> **TASK DATA**
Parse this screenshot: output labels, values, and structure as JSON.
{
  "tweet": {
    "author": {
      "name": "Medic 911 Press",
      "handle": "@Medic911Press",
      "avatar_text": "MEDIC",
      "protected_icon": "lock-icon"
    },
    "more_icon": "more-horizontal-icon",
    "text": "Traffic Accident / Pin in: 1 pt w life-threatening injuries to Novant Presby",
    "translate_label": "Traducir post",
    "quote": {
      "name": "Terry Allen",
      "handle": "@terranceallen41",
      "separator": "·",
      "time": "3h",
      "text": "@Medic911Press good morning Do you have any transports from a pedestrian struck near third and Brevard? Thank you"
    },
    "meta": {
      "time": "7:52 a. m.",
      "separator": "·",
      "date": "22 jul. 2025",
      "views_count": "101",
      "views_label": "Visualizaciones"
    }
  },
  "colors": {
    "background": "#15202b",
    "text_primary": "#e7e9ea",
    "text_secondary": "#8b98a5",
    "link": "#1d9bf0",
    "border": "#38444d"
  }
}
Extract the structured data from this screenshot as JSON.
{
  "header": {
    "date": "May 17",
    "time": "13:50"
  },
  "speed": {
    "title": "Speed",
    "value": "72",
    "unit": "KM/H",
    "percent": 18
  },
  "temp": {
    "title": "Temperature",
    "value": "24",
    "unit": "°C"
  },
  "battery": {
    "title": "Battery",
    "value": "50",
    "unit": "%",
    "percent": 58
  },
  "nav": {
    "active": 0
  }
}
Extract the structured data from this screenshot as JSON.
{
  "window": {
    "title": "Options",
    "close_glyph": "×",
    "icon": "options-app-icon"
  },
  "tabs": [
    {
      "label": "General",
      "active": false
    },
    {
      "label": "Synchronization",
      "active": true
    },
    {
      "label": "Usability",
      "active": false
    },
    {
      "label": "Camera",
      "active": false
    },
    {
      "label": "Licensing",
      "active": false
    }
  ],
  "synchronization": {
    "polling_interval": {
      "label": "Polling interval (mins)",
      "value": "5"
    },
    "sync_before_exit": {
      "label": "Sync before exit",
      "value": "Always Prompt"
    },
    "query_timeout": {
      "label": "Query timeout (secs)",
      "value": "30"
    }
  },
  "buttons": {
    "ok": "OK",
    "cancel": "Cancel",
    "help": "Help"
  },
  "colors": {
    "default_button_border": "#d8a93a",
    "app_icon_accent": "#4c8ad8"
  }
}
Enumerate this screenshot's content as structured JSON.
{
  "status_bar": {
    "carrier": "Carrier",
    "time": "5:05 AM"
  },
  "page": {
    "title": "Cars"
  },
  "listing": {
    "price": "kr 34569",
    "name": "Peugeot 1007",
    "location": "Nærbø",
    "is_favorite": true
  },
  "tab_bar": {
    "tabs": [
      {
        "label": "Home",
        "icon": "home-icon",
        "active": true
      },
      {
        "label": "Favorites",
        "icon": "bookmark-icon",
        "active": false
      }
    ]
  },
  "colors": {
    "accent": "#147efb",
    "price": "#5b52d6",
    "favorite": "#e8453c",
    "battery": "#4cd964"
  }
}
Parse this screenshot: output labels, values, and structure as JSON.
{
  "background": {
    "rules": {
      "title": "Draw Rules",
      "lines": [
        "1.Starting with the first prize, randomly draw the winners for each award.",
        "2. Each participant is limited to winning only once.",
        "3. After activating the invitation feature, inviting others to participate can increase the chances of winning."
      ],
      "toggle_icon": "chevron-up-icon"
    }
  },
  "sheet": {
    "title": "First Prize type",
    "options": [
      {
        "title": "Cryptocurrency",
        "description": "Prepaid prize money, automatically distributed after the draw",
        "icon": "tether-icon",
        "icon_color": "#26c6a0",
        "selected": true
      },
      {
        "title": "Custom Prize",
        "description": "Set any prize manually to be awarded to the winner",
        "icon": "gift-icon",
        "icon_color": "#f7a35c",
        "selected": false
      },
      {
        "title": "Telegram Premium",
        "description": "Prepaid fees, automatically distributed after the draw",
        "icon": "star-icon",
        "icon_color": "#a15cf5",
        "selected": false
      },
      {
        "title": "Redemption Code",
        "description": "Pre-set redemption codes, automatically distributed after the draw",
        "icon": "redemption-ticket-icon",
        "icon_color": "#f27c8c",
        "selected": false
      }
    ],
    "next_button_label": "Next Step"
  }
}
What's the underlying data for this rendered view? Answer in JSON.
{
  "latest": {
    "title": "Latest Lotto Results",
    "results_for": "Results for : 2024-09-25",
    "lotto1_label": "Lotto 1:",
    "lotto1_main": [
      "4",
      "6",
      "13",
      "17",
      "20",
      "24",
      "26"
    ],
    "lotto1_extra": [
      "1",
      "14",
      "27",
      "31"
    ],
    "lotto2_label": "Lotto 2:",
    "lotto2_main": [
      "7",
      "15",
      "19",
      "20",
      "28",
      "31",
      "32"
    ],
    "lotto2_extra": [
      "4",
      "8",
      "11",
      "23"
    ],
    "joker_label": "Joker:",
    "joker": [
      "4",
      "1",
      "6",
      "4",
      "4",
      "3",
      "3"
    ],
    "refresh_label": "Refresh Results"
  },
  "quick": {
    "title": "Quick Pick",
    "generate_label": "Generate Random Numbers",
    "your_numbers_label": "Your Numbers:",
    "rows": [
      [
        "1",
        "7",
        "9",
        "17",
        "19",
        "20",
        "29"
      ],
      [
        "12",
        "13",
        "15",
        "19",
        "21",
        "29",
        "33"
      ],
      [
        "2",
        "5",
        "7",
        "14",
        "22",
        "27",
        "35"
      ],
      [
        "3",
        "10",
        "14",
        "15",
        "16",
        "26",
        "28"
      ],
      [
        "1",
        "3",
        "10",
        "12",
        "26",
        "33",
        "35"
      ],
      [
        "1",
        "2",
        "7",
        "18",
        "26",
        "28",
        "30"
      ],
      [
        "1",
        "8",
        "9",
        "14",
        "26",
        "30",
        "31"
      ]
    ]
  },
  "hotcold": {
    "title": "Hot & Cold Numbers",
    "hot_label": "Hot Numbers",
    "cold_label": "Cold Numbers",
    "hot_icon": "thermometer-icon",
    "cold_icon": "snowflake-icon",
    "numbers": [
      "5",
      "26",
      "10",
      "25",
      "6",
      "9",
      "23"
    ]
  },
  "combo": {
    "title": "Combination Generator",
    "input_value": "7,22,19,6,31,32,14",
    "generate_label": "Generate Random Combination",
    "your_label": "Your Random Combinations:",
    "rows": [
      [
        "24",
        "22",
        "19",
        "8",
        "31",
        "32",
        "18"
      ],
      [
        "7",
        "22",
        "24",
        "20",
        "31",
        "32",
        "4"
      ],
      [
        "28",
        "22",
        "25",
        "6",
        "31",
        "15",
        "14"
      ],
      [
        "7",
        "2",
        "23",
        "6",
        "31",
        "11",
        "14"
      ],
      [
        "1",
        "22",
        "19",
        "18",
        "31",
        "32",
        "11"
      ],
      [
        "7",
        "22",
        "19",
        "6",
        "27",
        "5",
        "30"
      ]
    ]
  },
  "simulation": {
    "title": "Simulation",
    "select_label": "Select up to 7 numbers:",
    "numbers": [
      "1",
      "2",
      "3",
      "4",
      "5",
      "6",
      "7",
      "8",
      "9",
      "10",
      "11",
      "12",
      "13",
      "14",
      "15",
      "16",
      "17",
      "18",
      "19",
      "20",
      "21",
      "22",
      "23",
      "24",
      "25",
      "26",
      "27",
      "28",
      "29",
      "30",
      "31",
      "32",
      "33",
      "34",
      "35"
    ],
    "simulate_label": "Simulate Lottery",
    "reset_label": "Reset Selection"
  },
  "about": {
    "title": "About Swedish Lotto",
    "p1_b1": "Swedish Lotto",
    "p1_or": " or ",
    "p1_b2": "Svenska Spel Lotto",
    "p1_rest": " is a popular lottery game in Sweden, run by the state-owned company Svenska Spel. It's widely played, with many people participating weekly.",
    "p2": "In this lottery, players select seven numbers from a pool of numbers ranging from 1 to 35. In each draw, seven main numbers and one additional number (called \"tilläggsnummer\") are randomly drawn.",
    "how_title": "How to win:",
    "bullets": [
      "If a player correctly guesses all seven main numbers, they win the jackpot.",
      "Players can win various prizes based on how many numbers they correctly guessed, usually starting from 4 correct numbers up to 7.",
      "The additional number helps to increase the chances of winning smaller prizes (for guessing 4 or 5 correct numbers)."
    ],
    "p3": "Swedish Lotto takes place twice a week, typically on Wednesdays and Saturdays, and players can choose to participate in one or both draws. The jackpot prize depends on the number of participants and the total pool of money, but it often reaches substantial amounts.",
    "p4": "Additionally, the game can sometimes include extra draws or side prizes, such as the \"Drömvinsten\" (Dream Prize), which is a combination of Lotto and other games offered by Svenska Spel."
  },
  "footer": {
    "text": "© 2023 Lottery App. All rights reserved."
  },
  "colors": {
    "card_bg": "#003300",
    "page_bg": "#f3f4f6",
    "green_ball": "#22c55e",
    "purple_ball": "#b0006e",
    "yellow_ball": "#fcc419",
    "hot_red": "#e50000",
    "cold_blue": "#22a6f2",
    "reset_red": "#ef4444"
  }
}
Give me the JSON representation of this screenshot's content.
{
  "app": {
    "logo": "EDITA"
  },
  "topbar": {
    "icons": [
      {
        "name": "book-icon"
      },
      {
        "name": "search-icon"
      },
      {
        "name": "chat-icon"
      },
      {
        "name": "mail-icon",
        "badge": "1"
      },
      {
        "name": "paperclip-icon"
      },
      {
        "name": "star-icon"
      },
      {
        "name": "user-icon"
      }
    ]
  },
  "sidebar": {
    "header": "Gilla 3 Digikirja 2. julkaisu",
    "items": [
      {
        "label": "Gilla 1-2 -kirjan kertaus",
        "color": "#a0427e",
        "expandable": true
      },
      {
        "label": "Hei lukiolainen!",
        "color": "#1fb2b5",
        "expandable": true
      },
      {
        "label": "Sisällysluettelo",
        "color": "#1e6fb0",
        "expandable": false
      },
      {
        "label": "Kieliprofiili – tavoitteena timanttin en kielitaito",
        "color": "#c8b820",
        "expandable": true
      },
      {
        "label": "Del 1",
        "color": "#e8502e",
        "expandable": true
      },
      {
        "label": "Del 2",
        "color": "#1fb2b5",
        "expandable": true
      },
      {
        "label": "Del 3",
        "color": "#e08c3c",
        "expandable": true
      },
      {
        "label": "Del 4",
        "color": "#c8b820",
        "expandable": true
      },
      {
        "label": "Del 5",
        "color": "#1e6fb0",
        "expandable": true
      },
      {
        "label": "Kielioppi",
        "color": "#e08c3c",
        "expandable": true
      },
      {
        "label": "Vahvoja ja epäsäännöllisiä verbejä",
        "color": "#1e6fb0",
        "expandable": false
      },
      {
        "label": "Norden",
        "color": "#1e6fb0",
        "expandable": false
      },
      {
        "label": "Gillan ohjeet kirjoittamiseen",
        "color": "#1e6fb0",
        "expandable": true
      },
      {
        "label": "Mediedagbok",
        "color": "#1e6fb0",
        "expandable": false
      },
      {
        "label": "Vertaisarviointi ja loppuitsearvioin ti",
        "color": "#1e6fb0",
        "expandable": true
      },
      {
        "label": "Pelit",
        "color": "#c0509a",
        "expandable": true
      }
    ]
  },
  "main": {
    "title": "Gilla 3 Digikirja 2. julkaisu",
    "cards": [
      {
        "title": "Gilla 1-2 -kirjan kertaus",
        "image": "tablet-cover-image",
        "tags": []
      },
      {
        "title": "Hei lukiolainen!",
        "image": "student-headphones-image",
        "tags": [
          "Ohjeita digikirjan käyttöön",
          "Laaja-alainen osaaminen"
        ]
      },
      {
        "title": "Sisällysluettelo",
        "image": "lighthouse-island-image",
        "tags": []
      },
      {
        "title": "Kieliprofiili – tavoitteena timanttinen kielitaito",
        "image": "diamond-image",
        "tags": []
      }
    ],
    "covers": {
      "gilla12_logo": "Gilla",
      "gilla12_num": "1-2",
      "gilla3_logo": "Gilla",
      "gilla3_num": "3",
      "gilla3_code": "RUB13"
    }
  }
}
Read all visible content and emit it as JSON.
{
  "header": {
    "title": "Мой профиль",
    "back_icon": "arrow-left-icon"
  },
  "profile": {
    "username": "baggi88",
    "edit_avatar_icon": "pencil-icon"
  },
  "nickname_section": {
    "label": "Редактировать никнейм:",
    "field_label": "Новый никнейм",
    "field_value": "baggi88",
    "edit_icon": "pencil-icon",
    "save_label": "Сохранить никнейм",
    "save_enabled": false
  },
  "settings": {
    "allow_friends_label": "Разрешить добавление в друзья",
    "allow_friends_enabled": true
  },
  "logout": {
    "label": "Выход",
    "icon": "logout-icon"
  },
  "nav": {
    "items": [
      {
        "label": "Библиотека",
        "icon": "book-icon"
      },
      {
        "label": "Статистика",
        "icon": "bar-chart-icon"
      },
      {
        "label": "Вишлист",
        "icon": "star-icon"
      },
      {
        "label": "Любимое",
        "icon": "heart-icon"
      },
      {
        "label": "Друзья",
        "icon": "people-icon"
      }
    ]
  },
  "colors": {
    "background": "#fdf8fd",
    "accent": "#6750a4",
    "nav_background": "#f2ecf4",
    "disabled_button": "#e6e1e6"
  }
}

> **GOAL**
Search the entries for "many" and copy out each line that has it.

> **ANSWER TO THE EXERCISE**
    "p1_rest": " is a popular lottery game in Sweden, run by the state-owned company Svenska Spel. It's widely played, with many people participating weekly.",
      "Players can win various prizes based on how many numbers they correctly guessed, usually starting from 4 correct numbers up to 7.",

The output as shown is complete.